• DESCRIPTION OF THE TASK: Extract the text of every entry below exactly; leave images out.

• THE INPUT:
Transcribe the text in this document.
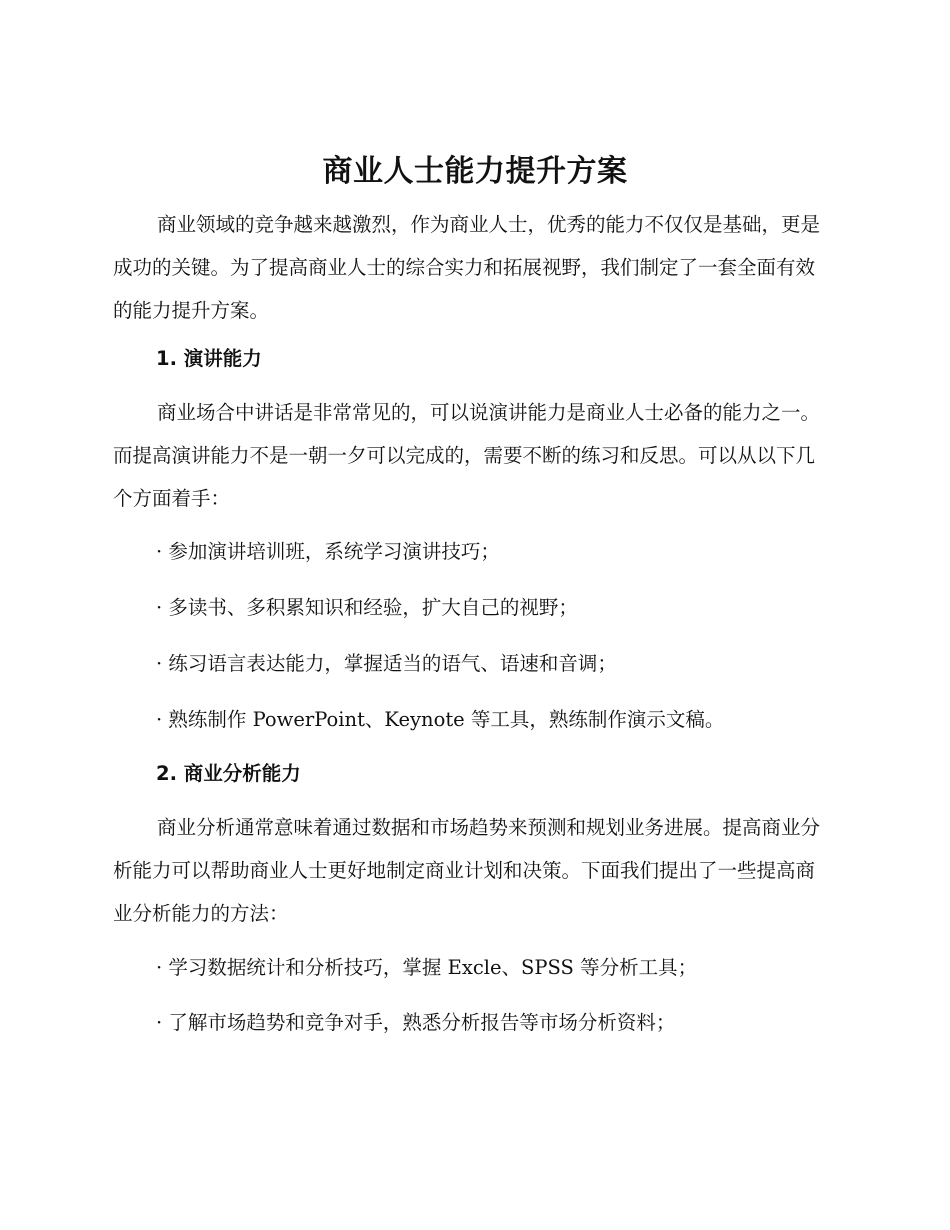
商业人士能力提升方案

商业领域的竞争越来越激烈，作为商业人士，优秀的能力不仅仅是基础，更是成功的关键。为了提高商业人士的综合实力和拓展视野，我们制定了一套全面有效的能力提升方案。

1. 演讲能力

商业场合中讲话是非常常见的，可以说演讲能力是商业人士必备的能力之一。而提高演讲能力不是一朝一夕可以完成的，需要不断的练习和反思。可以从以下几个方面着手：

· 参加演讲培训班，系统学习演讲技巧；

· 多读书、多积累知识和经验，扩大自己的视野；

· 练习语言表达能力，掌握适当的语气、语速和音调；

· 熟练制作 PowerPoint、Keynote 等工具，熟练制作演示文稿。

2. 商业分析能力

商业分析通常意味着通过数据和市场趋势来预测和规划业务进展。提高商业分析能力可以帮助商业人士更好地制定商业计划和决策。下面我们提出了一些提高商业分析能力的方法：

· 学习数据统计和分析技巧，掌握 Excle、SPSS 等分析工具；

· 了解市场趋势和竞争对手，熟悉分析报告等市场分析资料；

• SOLUTION FOR THIS EXERCISE:
Transcribe the text in this document.
商业人士能力提升方案

商业领域的竞争越来越激烈，作为商业人士，优秀的能力不仅仅是基础，更是成功的关键。为了提高商业人士的综合实力和拓展视野，我们制定了一套全面有效的能力提升方案。

1. 演讲能力

商业场合中讲话是非常常见的，可以说演讲能力是商业人士必备的能力之一。而提高演讲能力不是一朝一夕可以完成的，需要不断的练习和反思。可以从以下几个方面着手：

· 参加演讲培训班，系统学习演讲技巧；

· 多读书、多积累知识和经验，扩大自己的视野；

· 练习语言表达能力，掌握适当的语气、语速和音调；

· 熟练制作 PowerPoint、Keynote 等工具，熟练制作演示文稿。

2. 商业分析能力

商业分析通常意味着通过数据和市场趋势来预测和规划业务进展。提高商业分析能力可以帮助商业人士更好地制定商业计划和决策。下面我们提出了一些提高商业分析能力的方法：

· 学习数据统计和分析技巧，掌握 Excle、SPSS 等分析工具；

· 了解市场趋势和竞争对手，熟悉分析报告等市场分析资料；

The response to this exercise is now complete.